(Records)
···

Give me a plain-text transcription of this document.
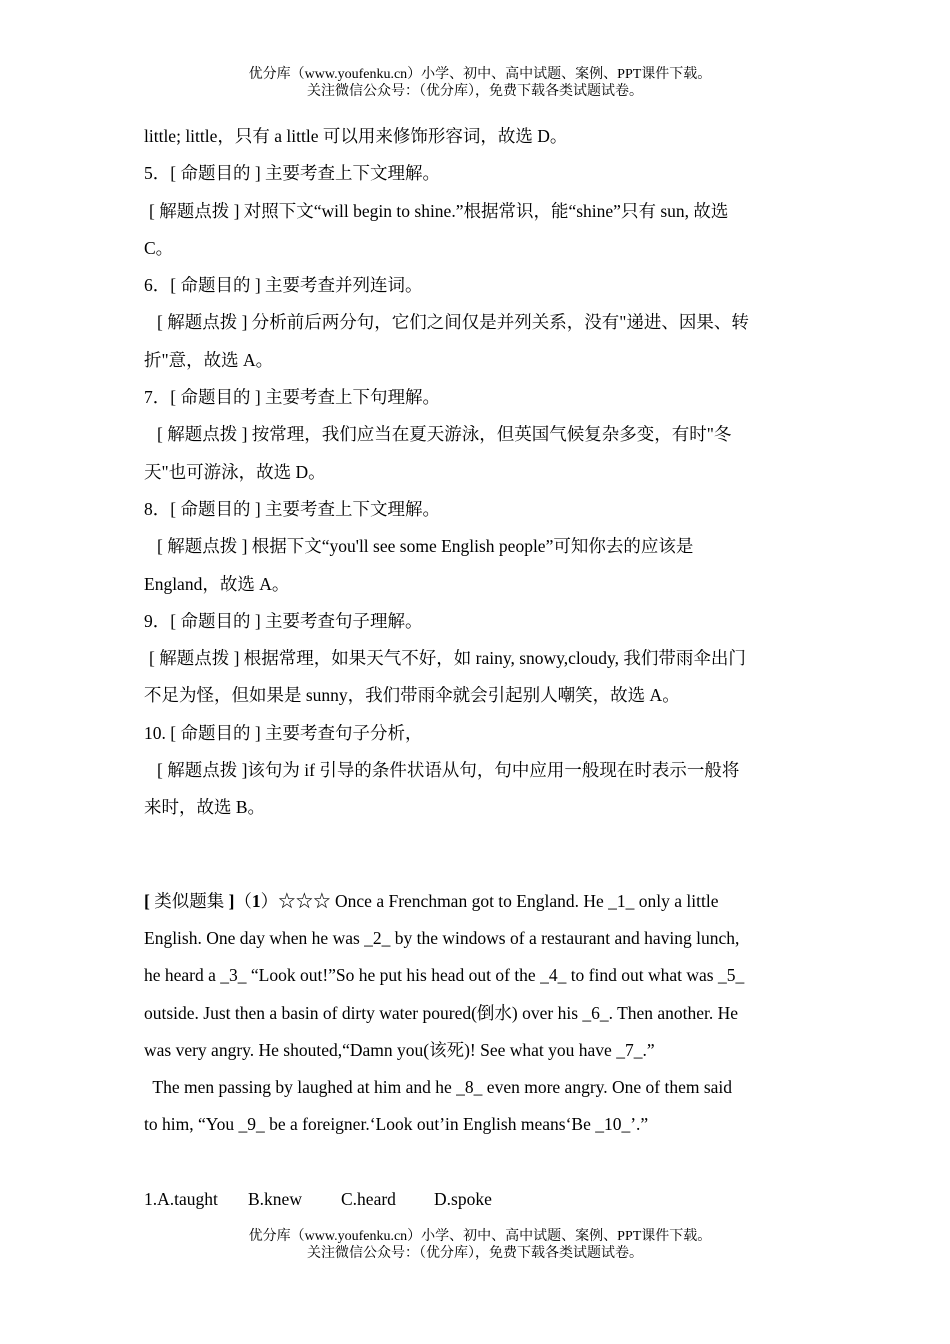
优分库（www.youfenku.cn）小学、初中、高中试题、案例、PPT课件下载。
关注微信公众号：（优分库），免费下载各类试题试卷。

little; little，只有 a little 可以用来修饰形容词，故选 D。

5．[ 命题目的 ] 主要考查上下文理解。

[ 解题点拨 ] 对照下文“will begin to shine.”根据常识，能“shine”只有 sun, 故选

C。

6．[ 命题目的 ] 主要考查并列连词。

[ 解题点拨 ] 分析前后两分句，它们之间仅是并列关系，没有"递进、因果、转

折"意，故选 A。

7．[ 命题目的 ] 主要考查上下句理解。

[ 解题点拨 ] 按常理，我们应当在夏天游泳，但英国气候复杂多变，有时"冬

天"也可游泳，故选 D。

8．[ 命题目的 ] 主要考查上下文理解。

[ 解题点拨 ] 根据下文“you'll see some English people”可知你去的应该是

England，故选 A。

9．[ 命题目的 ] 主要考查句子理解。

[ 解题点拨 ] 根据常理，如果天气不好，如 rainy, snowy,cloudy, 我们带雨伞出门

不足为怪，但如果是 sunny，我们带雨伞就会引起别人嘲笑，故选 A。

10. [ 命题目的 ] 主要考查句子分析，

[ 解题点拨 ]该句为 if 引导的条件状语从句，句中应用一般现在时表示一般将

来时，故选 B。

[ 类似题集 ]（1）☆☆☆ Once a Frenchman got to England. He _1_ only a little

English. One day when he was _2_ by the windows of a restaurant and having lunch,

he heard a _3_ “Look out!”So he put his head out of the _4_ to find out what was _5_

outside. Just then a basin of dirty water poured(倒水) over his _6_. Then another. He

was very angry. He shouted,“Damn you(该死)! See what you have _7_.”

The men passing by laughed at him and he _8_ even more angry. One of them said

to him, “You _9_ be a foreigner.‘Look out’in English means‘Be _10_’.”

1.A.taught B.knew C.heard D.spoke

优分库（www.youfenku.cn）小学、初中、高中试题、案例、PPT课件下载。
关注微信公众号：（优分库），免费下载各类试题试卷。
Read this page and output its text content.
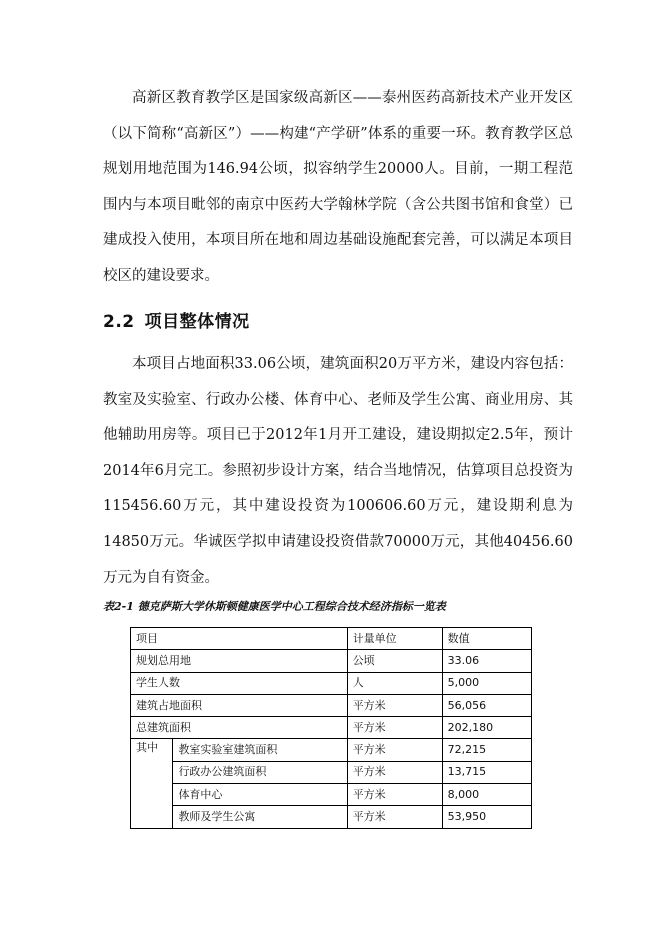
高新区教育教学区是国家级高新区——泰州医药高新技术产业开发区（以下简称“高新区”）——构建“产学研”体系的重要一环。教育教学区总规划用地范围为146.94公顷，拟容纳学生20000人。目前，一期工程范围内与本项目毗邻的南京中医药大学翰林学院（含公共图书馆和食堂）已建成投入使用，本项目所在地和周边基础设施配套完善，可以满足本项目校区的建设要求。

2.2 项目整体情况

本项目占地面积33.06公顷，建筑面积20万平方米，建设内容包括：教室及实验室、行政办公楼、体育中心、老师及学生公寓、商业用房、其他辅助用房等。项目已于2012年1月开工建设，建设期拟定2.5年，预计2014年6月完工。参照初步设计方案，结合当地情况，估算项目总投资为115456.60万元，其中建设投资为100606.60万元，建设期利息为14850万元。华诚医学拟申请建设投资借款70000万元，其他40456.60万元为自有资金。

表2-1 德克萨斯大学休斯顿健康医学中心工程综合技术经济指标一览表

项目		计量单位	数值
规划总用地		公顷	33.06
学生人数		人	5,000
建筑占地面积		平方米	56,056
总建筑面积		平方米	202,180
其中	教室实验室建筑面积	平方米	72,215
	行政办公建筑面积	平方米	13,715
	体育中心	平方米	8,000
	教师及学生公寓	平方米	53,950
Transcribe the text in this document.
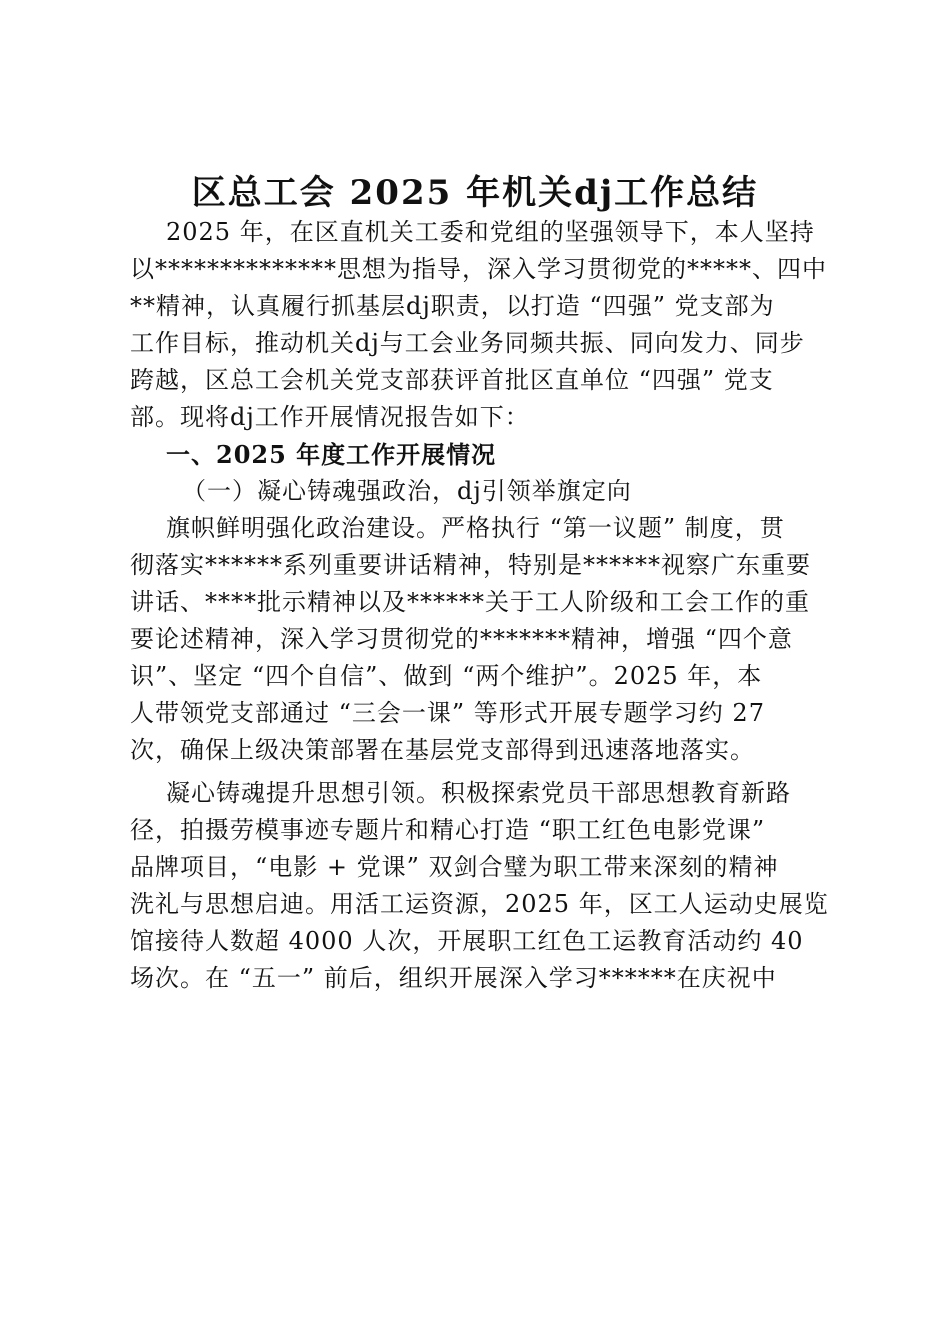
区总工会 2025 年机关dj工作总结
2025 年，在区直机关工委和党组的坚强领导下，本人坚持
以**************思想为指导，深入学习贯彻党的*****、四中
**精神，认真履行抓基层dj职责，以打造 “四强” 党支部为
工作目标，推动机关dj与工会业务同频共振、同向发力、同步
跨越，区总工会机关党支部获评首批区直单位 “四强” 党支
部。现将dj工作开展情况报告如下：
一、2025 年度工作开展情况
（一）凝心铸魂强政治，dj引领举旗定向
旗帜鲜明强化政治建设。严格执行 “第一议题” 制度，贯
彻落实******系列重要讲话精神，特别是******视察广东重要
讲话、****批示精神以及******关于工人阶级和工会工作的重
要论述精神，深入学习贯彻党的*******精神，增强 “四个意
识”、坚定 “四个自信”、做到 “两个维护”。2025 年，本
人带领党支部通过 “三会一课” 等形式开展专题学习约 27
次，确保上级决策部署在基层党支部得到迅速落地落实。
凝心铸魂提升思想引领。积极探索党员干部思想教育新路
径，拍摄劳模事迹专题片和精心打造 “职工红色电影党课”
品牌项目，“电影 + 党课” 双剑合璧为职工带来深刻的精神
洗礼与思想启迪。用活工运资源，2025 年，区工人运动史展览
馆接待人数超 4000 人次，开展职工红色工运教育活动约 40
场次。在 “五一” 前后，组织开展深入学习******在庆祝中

···

GOAL
Copy out all of the data word for word. Do not carry over any picture.

COMPLETE ANSWER
Give me a plain-text transcription of this document.
优分库（www.youfenku.cn）小学、初中、高中试题、案例、PPT课件下载。
关注微信公众号：（优分库），免费下载各类试题试卷。

little; little，只有 a little 可以用来修饰形容词，故选 D。

5．[ 命题目的 ] 主要考查上下文理解。

[ 解题点拨 ] 对照下文“will begin to shine.”根据常识，能“shine”只有 sun, 故选

C。

6．[ 命题目的 ] 主要考查并列连词。

[ 解题点拨 ] 分析前后两分句，它们之间仅是并列关系，没有"递进、因果、转

折"意，故选 A。

7．[ 命题目的 ] 主要考查上下句理解。

[ 解题点拨 ] 按常理，我们应当在夏天游泳，但英国气候复杂多变，有时"冬

天"也可游泳，故选 D。

8．[ 命题目的 ] 主要考查上下文理解。

[ 解题点拨 ] 根据下文“you'll see some English people”可知你去的应该是

England，故选 A。

9．[ 命题目的 ] 主要考查句子理解。

[ 解题点拨 ] 根据常理，如果天气不好，如 rainy, snowy,cloudy, 我们带雨伞出门

不足为怪，但如果是 sunny，我们带雨伞就会引起别人嘲笑，故选 A。

10. [ 命题目的 ] 主要考查句子分析，

[ 解题点拨 ]该句为 if 引导的条件状语从句，句中应用一般现在时表示一般将

来时，故选 B。

[ 类似题集 ]（1）☆☆☆ Once a Frenchman got to England. He _1_ only a little

English. One day when he was _2_ by the windows of a restaurant and having lunch,

he heard a _3_ “Look out!”So he put his head out of the _4_ to find out what was _5_

outside. Just then a basin of dirty water poured(倒水) over his _6_. Then another. He

was very angry. He shouted,“Damn you(该死)! See what you have _7_.”

The men passing by laughed at him and he _8_ even more angry. One of them said

to him, “You _9_ be a foreigner.‘Look out’in English means‘Be _10_’.”

1.A.taught B.knew C.heard D.spoke

优分库（www.youfenku.cn）小学、初中、高中试题、案例、PPT课件下载。
关注微信公众号：（优分库），免费下载各类试题试卷。
Read this page and output its text content.
高新区教育教学区是国家级高新区——泰州医药高新技术产业开发区（以下简称“高新区”）——构建“产学研”体系的重要一环。教育教学区总规划用地范围为146.94公顷，拟容纳学生20000人。目前，一期工程范围内与本项目毗邻的南京中医药大学翰林学院（含公共图书馆和食堂）已建成投入使用，本项目所在地和周边基础设施配套完善，可以满足本项目校区的建设要求。

2.2 项目整体情况

本项目占地面积33.06公顷，建筑面积20万平方米，建设内容包括：教室及实验室、行政办公楼、体育中心、老师及学生公寓、商业用房、其他辅助用房等。项目已于2012年1月开工建设，建设期拟定2.5年，预计2014年6月完工。参照初步设计方案，结合当地情况，估算项目总投资为115456.60万元，其中建设投资为100606.60万元，建设期利息为14850万元。华诚医学拟申请建设投资借款70000万元，其他40456.60万元为自有资金。

表2-1 德克萨斯大学休斯顿健康医学中心工程综合技术经济指标一览表

项目		计量单位	数值
规划总用地		公顷	33.06
学生人数		人	5,000
建筑占地面积		平方米	56,056
总建筑面积		平方米	202,180
其中	教室实验室建筑面积	平方米	72,215
	行政办公建筑面积	平方米	13,715
	体育中心	平方米	8,000
	教师及学生公寓	平方米	53,950
Transcribe the text in this document.
区总工会 2025 年机关dj工作总结
2025 年，在区直机关工委和党组的坚强领导下，本人坚持
以**************思想为指导，深入学习贯彻党的*****、四中
**精神，认真履行抓基层dj职责，以打造 “四强” 党支部为
工作目标，推动机关dj与工会业务同频共振、同向发力、同步
跨越，区总工会机关党支部获评首批区直单位 “四强” 党支
部。现将dj工作开展情况报告如下：
一、2025 年度工作开展情况
（一）凝心铸魂强政治，dj引领举旗定向
旗帜鲜明强化政治建设。严格执行 “第一议题” 制度，贯
彻落实******系列重要讲话精神，特别是******视察广东重要
讲话、****批示精神以及******关于工人阶级和工会工作的重
要论述精神，深入学习贯彻党的*******精神，增强 “四个意
识”、坚定 “四个自信”、做到 “两个维护”。2025 年，本
人带领党支部通过 “三会一课” 等形式开展专题学习约 27
次，确保上级决策部署在基层党支部得到迅速落地落实。
凝心铸魂提升思想引领。积极探索党员干部思想教育新路
径，拍摄劳模事迹专题片和精心打造 “职工红色电影党课”
品牌项目，“电影 + 党课” 双剑合璧为职工带来深刻的精神
洗礼与思想启迪。用活工运资源，2025 年，区工人运动史展览
馆接待人数超 4000 人次，开展职工红色工运教育活动约 40
场次。在 “五一” 前后，组织开展深入学习******在庆祝中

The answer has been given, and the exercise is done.